> [BRIEF]: Please arrange the entries between the lines holding "Where is each" and "sender-name: 正一茂利🥰: [70, 362, 139, 377]", inclusive, as a Markdown table with the columns No. and Entry Line. Number each row, and leave out any blank lines.

> [DATA TO PROCESS]:

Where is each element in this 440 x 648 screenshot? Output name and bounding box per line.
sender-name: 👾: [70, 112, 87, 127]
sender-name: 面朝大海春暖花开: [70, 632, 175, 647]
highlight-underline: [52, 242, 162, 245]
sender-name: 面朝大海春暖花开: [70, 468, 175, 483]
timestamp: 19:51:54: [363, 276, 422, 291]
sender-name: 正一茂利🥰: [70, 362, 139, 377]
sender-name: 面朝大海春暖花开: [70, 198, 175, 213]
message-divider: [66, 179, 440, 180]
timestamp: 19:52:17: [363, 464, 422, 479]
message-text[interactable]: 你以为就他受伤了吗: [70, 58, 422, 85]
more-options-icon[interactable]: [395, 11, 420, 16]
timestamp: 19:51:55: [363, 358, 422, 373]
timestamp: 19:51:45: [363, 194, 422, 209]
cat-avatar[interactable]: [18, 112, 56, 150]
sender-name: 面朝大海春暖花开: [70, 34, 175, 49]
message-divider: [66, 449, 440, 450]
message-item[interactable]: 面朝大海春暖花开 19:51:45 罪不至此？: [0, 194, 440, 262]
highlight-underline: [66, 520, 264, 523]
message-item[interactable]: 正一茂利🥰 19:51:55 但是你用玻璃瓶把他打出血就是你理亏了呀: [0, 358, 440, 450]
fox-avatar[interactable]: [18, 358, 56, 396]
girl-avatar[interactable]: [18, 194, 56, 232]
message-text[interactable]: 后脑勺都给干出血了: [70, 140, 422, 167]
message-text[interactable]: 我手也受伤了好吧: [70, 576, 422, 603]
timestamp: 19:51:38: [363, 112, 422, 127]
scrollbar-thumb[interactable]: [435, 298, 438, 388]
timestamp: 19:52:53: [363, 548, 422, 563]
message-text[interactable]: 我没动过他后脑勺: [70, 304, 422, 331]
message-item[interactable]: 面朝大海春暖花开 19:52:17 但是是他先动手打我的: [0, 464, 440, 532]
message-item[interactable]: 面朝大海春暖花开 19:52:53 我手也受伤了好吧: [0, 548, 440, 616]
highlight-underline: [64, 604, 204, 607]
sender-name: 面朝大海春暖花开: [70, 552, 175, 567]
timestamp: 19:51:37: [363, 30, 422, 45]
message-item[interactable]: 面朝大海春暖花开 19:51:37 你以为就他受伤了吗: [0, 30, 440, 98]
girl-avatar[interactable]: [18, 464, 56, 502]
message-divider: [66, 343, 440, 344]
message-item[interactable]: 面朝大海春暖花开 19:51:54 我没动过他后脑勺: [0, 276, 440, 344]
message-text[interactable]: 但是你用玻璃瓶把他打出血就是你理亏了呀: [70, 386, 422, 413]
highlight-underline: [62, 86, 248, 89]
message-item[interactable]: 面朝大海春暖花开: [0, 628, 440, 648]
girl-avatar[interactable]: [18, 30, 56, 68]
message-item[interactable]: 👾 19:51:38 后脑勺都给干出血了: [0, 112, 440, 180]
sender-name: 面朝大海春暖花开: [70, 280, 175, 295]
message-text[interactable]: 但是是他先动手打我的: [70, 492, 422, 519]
* * *
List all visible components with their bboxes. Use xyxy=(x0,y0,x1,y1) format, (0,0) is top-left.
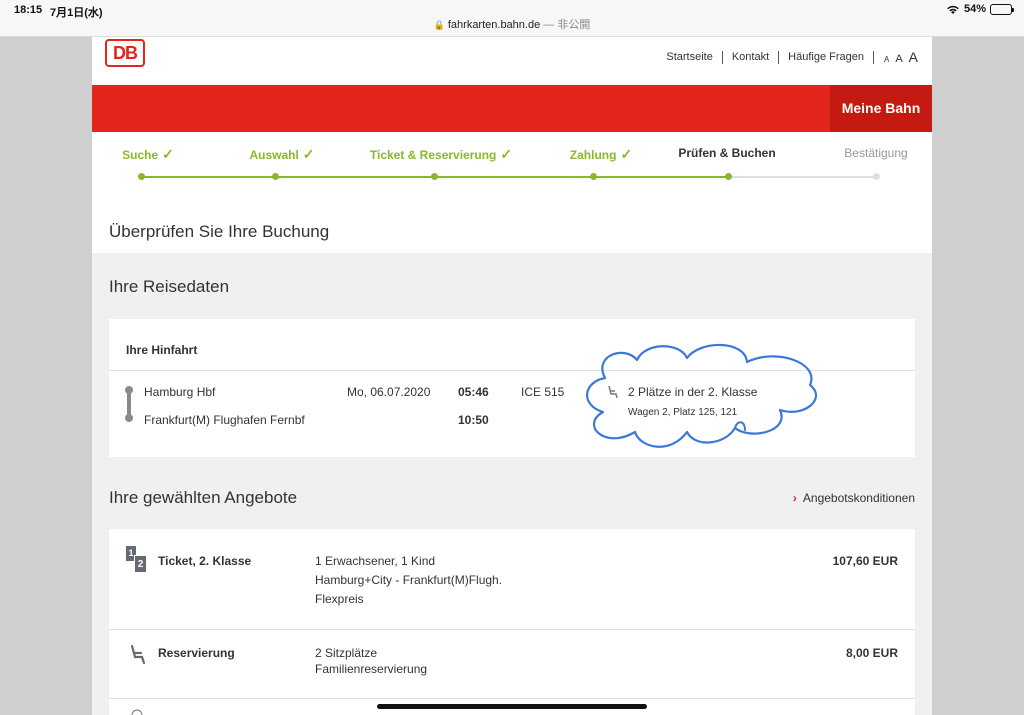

> [WRITTEN SOLUTION]:
| No. | Entry Line |
|---|---|
| 1 | Where is each element in this 440 x 648 screenshot? Output name and bounding box per line. |
| 2 | sender-name: 👾: [70, 112, 87, 127] |
| 3 | sender-name: 面朝大海春暖花开: [70, 632, 175, 647] |
| 4 | highlight-underline: [52, 242, 162, 245] |
| 5 | sender-name: 面朝大海春暖花开: [70, 468, 175, 483] |
| 6 | timestamp: 19:51:54: [363, 276, 422, 291] |
| 7 | sender-name: 正一茂利🥰: [70, 362, 139, 377] |